Exercise prompt
Read the records below and copy each line that contains "this".

Supplied data
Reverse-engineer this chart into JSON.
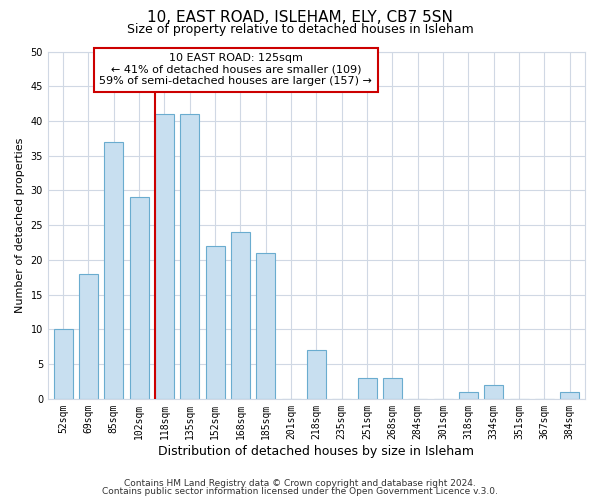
{
  "title": "10, EAST ROAD, ISLEHAM, ELY, CB7 5SN",
  "subtitle": "Size of property relative to detached houses in Isleham",
  "xlabel": "Distribution of detached houses by size in Isleham",
  "ylabel": "Number of detached properties",
  "bar_labels": [
    "52sqm",
    "69sqm",
    "85sqm",
    "102sqm",
    "118sqm",
    "135sqm",
    "152sqm",
    "168sqm",
    "185sqm",
    "201sqm",
    "218sqm",
    "235sqm",
    "251sqm",
    "268sqm",
    "284sqm",
    "301sqm",
    "318sqm",
    "334sqm",
    "351sqm",
    "367sqm",
    "384sqm"
  ],
  "bar_values": [
    10,
    18,
    37,
    29,
    41,
    41,
    22,
    24,
    21,
    0,
    7,
    0,
    3,
    3,
    0,
    0,
    1,
    2,
    0,
    0,
    1
  ],
  "bar_color": "#c8dff0",
  "bar_edgecolor": "#6aaccf",
  "highlight_index": 4,
  "highlight_color": "#cc0000",
  "ylim": [
    0,
    50
  ],
  "yticks": [
    0,
    5,
    10,
    15,
    20,
    25,
    30,
    35,
    40,
    45,
    50
  ],
  "annotation_title": "10 EAST ROAD: 125sqm",
  "annotation_line1": "← 41% of detached houses are smaller (109)",
  "annotation_line2": "59% of semi-detached houses are larger (157) →",
  "footer1": "Contains HM Land Registry data © Crown copyright and database right 2024.",
  "footer2": "Contains public sector information licensed under the Open Government Licence v.3.0.",
  "title_fontsize": 11,
  "subtitle_fontsize": 9,
  "xlabel_fontsize": 9,
  "ylabel_fontsize": 8,
  "tick_fontsize": 7,
  "annotation_fontsize": 8,
  "footer_fontsize": 6.5,
  "background_color": "#ffffff",
  "grid_color": "#d0d8e4",
  "bar_width": 0.75
}
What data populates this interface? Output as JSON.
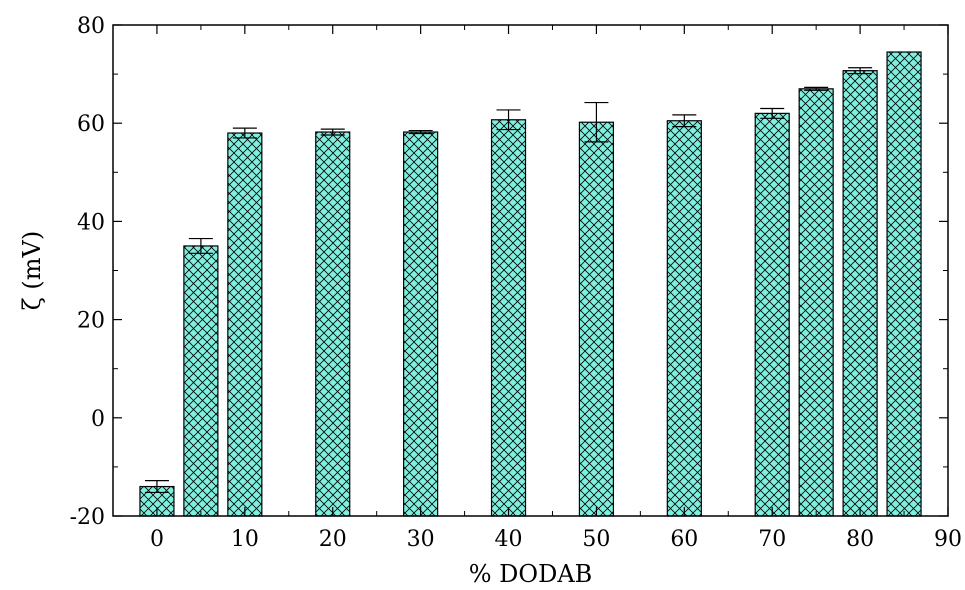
{
  "chart_data": {
    "type": "bar",
    "xlabel": "% DODAB",
    "ylabel": "ζ (mV)",
    "xlim": [
      -5,
      90
    ],
    "ylim": [
      -20,
      80
    ],
    "x_ticks": [
      0,
      10,
      20,
      30,
      40,
      50,
      60,
      70,
      80,
      90
    ],
    "y_ticks": [
      -20,
      0,
      20,
      40,
      60,
      80
    ],
    "bar_color": "#7ff0e0",
    "hatch": "crosshatch",
    "grid": false,
    "legend": "none",
    "series": [
      {
        "x": [
          0,
          5,
          10,
          20,
          30,
          40,
          50,
          60,
          70,
          75,
          80,
          85
        ],
        "values": [
          -14,
          35,
          58,
          58.2,
          58.2,
          60.7,
          60.2,
          60.5,
          62,
          67,
          70.7,
          74.5
        ],
        "errors": [
          1.2,
          1.5,
          1.0,
          0.6,
          0.3,
          2.0,
          4.0,
          1.2,
          1.0,
          0.3,
          0.6,
          0
        ]
      }
    ]
  }
}
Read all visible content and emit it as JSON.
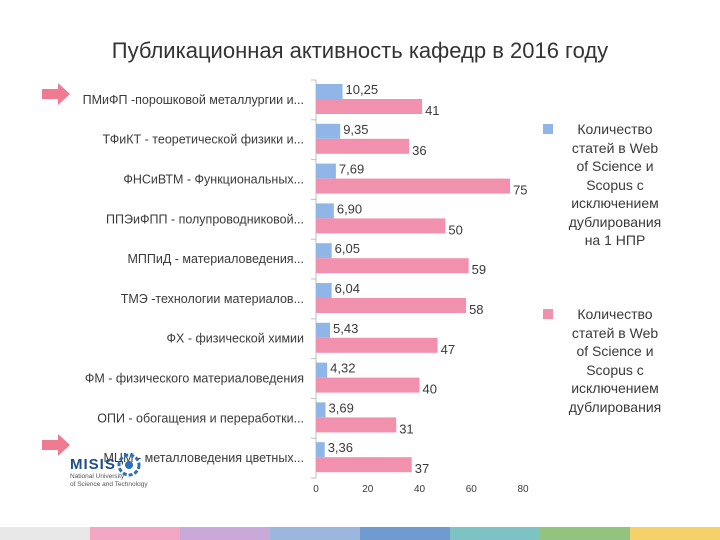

Task solution
Reverse-engineer this chart into JSON.
What data populates this interface? Output as JSON.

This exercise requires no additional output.